→ Data provided
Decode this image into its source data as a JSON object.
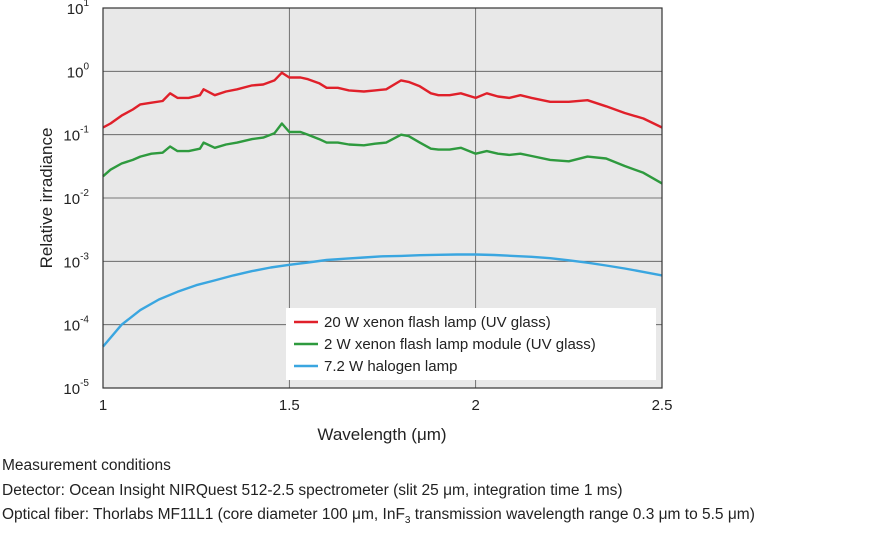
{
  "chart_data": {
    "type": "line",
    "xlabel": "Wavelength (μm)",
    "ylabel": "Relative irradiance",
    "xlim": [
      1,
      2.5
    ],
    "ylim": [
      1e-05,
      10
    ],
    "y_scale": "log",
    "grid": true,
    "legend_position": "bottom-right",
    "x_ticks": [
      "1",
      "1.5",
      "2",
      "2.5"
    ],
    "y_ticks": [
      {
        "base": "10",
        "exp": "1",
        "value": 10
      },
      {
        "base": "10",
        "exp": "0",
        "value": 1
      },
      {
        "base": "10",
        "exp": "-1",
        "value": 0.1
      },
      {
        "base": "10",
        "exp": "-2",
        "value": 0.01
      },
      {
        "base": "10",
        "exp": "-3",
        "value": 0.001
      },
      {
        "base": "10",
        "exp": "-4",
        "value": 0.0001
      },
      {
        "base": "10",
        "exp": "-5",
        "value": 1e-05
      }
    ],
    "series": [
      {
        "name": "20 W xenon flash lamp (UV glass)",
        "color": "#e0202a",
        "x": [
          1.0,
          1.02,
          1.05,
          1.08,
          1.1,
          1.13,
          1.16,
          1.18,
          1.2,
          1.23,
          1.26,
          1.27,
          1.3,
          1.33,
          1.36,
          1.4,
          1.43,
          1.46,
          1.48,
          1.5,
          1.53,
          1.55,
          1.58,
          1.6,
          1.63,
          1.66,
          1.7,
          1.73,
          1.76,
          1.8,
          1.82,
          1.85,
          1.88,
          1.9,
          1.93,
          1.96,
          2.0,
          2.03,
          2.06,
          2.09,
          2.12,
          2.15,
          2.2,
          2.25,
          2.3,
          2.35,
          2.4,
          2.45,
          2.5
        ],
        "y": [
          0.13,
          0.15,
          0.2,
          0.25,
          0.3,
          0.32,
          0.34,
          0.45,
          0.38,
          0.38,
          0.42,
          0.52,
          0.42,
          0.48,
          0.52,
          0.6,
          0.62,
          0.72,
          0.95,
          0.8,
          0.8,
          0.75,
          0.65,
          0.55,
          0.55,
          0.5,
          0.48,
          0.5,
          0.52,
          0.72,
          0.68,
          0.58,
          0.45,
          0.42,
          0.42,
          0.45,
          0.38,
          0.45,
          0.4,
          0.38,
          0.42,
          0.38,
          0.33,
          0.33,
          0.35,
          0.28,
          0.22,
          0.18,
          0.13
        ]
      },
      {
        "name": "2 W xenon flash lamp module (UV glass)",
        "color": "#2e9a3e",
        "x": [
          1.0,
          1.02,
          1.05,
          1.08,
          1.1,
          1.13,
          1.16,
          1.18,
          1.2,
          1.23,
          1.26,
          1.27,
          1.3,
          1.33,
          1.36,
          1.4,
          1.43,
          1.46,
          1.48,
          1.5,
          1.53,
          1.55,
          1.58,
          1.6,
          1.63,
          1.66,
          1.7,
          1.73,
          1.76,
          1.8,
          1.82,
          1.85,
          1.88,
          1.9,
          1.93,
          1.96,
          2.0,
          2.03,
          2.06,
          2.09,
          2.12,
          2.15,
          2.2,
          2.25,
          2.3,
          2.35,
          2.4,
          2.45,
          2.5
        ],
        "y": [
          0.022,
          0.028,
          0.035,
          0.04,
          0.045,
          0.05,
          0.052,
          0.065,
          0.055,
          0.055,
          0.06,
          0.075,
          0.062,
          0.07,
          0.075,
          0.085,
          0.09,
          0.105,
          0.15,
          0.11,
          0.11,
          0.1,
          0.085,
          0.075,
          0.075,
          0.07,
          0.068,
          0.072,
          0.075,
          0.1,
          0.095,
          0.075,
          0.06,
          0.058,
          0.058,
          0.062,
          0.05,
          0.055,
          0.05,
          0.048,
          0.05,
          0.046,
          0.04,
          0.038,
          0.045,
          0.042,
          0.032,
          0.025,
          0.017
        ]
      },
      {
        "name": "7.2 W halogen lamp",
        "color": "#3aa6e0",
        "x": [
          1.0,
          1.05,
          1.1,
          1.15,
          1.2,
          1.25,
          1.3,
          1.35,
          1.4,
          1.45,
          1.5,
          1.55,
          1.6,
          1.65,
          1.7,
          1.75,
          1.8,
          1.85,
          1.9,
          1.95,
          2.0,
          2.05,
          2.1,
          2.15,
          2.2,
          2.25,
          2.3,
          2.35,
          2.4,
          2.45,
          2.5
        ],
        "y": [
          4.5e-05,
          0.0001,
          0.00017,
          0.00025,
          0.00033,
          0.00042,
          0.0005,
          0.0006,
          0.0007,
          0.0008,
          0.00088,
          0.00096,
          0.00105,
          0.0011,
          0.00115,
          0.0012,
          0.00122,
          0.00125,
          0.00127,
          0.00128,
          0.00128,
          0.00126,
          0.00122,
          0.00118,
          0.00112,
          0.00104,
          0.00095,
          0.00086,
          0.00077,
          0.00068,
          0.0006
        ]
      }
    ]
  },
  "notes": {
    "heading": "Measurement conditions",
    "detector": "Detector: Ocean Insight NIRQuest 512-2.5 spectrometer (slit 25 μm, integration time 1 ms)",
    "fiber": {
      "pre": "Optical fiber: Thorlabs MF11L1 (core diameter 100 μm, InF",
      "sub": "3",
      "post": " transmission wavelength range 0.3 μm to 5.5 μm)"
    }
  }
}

→ Task directions
Reproduce all of the material above word for word. Omit the pictures.

→ Solution
Decode this image into its source data as a JSON object.
{
  "chart_data": {
    "type": "line",
    "xlabel": "Wavelength (μm)",
    "ylabel": "Relative irradiance",
    "xlim": [
      1,
      2.5
    ],
    "ylim": [
      1e-05,
      10
    ],
    "y_scale": "log",
    "grid": true,
    "legend_position": "bottom-right",
    "x_ticks": [
      "1",
      "1.5",
      "2",
      "2.5"
    ],
    "y_ticks": [
      {
        "base": "10",
        "exp": "1",
        "value": 10
      },
      {
        "base": "10",
        "exp": "0",
        "value": 1
      },
      {
        "base": "10",
        "exp": "-1",
        "value": 0.1
      },
      {
        "base": "10",
        "exp": "-2",
        "value": 0.01
      },
      {
        "base": "10",
        "exp": "-3",
        "value": 0.001
      },
      {
        "base": "10",
        "exp": "-4",
        "value": 0.0001
      },
      {
        "base": "10",
        "exp": "-5",
        "value": 1e-05
      }
    ],
    "series": [
      {
        "name": "20 W xenon flash lamp (UV glass)",
        "color": "#e0202a",
        "x": [
          1.0,
          1.02,
          1.05,
          1.08,
          1.1,
          1.13,
          1.16,
          1.18,
          1.2,
          1.23,
          1.26,
          1.27,
          1.3,
          1.33,
          1.36,
          1.4,
          1.43,
          1.46,
          1.48,
          1.5,
          1.53,
          1.55,
          1.58,
          1.6,
          1.63,
          1.66,
          1.7,
          1.73,
          1.76,
          1.8,
          1.82,
          1.85,
          1.88,
          1.9,
          1.93,
          1.96,
          2.0,
          2.03,
          2.06,
          2.09,
          2.12,
          2.15,
          2.2,
          2.25,
          2.3,
          2.35,
          2.4,
          2.45,
          2.5
        ],
        "y": [
          0.13,
          0.15,
          0.2,
          0.25,
          0.3,
          0.32,
          0.34,
          0.45,
          0.38,
          0.38,
          0.42,
          0.52,
          0.42,
          0.48,
          0.52,
          0.6,
          0.62,
          0.72,
          0.95,
          0.8,
          0.8,
          0.75,
          0.65,
          0.55,
          0.55,
          0.5,
          0.48,
          0.5,
          0.52,
          0.72,
          0.68,
          0.58,
          0.45,
          0.42,
          0.42,
          0.45,
          0.38,
          0.45,
          0.4,
          0.38,
          0.42,
          0.38,
          0.33,
          0.33,
          0.35,
          0.28,
          0.22,
          0.18,
          0.13
        ]
      },
      {
        "name": "2 W xenon flash lamp module (UV glass)",
        "color": "#2e9a3e",
        "x": [
          1.0,
          1.02,
          1.05,
          1.08,
          1.1,
          1.13,
          1.16,
          1.18,
          1.2,
          1.23,
          1.26,
          1.27,
          1.3,
          1.33,
          1.36,
          1.4,
          1.43,
          1.46,
          1.48,
          1.5,
          1.53,
          1.55,
          1.58,
          1.6,
          1.63,
          1.66,
          1.7,
          1.73,
          1.76,
          1.8,
          1.82,
          1.85,
          1.88,
          1.9,
          1.93,
          1.96,
          2.0,
          2.03,
          2.06,
          2.09,
          2.12,
          2.15,
          2.2,
          2.25,
          2.3,
          2.35,
          2.4,
          2.45,
          2.5
        ],
        "y": [
          0.022,
          0.028,
          0.035,
          0.04,
          0.045,
          0.05,
          0.052,
          0.065,
          0.055,
          0.055,
          0.06,
          0.075,
          0.062,
          0.07,
          0.075,
          0.085,
          0.09,
          0.105,
          0.15,
          0.11,
          0.11,
          0.1,
          0.085,
          0.075,
          0.075,
          0.07,
          0.068,
          0.072,
          0.075,
          0.1,
          0.095,
          0.075,
          0.06,
          0.058,
          0.058,
          0.062,
          0.05,
          0.055,
          0.05,
          0.048,
          0.05,
          0.046,
          0.04,
          0.038,
          0.045,
          0.042,
          0.032,
          0.025,
          0.017
        ]
      },
      {
        "name": "7.2 W halogen lamp",
        "color": "#3aa6e0",
        "x": [
          1.0,
          1.05,
          1.1,
          1.15,
          1.2,
          1.25,
          1.3,
          1.35,
          1.4,
          1.45,
          1.5,
          1.55,
          1.6,
          1.65,
          1.7,
          1.75,
          1.8,
          1.85,
          1.9,
          1.95,
          2.0,
          2.05,
          2.1,
          2.15,
          2.2,
          2.25,
          2.3,
          2.35,
          2.4,
          2.45,
          2.5
        ],
        "y": [
          4.5e-05,
          0.0001,
          0.00017,
          0.00025,
          0.00033,
          0.00042,
          0.0005,
          0.0006,
          0.0007,
          0.0008,
          0.00088,
          0.00096,
          0.00105,
          0.0011,
          0.00115,
          0.0012,
          0.00122,
          0.00125,
          0.00127,
          0.00128,
          0.00128,
          0.00126,
          0.00122,
          0.00118,
          0.00112,
          0.00104,
          0.00095,
          0.00086,
          0.00077,
          0.00068,
          0.0006
        ]
      }
    ]
  },
  "notes": {
    "heading": "Measurement conditions",
    "detector": "Detector: Ocean Insight NIRQuest 512-2.5 spectrometer (slit 25 μm, integration time 1 ms)",
    "fiber": {
      "pre": "Optical fiber: Thorlabs MF11L1 (core diameter 100 μm, InF",
      "sub": "3",
      "post": " transmission wavelength range 0.3 μm to 5.5 μm)"
    }
  }
}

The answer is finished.